> Task requirements:
Recast the rows, from the first one through the row that contains "reaction-empathy-button[interactable]: 共感した 43", as a Markdown table with the columns No. and Row text, one table row per row and blank lines left out.

━━━ Material shown

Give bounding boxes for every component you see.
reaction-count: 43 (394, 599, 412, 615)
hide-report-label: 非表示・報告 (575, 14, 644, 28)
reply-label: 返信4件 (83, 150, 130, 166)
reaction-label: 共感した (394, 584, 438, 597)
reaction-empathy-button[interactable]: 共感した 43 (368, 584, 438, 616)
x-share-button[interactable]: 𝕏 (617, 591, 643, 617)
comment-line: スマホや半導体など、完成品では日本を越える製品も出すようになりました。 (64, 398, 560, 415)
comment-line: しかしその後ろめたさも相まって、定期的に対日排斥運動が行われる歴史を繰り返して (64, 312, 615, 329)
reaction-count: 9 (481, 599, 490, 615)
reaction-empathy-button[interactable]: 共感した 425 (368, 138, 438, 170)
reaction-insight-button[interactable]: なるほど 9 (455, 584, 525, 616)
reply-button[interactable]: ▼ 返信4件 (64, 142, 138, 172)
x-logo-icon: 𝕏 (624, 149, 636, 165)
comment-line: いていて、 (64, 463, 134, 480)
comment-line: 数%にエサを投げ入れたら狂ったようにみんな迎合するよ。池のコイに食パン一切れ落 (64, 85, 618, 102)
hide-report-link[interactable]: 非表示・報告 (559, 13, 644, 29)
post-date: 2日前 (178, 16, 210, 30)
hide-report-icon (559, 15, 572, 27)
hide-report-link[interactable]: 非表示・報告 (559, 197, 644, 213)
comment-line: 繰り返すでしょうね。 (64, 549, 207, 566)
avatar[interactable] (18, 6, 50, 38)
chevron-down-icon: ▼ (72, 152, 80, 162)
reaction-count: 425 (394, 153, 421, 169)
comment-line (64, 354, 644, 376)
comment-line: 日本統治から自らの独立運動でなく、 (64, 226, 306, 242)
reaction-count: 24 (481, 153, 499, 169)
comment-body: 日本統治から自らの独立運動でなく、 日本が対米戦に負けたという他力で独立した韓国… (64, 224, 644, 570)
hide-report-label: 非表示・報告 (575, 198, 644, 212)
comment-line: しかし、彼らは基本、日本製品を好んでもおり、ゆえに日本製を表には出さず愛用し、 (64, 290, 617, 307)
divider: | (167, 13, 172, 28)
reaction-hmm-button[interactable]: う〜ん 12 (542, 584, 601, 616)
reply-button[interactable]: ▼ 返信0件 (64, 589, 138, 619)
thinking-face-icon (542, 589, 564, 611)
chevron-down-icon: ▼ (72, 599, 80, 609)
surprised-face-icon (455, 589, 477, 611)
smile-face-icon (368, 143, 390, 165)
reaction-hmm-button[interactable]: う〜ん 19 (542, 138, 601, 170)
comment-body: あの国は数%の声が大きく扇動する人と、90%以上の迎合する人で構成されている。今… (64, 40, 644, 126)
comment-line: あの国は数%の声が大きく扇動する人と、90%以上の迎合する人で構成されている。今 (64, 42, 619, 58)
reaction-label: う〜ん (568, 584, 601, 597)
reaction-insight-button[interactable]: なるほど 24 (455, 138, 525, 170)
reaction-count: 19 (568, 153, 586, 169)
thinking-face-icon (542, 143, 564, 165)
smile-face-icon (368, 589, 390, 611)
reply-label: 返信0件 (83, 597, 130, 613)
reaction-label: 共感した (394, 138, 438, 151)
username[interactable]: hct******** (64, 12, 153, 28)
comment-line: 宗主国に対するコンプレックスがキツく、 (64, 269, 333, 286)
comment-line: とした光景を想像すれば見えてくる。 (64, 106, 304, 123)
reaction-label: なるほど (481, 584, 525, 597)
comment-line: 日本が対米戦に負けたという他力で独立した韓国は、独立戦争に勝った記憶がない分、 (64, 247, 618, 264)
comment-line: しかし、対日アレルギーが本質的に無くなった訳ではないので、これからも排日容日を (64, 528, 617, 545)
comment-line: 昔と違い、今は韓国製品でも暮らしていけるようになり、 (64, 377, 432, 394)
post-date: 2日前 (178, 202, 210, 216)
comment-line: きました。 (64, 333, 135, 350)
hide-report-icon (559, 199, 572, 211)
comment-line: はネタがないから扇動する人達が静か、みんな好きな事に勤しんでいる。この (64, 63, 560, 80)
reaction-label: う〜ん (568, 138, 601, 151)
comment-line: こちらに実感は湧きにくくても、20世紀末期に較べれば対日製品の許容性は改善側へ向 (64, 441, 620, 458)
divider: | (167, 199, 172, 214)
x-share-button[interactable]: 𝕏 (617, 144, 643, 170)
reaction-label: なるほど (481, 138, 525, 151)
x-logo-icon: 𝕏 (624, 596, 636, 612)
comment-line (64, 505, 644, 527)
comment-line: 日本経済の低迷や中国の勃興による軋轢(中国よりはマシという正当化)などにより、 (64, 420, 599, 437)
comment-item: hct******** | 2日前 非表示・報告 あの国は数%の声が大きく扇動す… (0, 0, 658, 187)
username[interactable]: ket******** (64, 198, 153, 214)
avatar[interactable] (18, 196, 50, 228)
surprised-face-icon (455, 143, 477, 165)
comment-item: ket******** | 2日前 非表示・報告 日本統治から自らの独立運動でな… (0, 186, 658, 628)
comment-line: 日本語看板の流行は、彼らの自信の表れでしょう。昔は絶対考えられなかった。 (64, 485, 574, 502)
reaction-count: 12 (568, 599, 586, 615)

━━━━━━

> The result:
| No. | Row text |
|---|---|
| 1 | Give bounding boxes for every component you see. |
| 2 | reaction-count: 43 (394, 599, 412, 615) |
| 3 | hide-report-label: 非表示・報告 (575, 14, 644, 28) |
| 4 | reply-label: 返信4件 (83, 150, 130, 166) |
| 5 | reaction-label: 共感した (394, 584, 438, 597) |
| 6 | reaction-empathy-button[interactable]: 共感した 43 (368, 584, 438, 616) |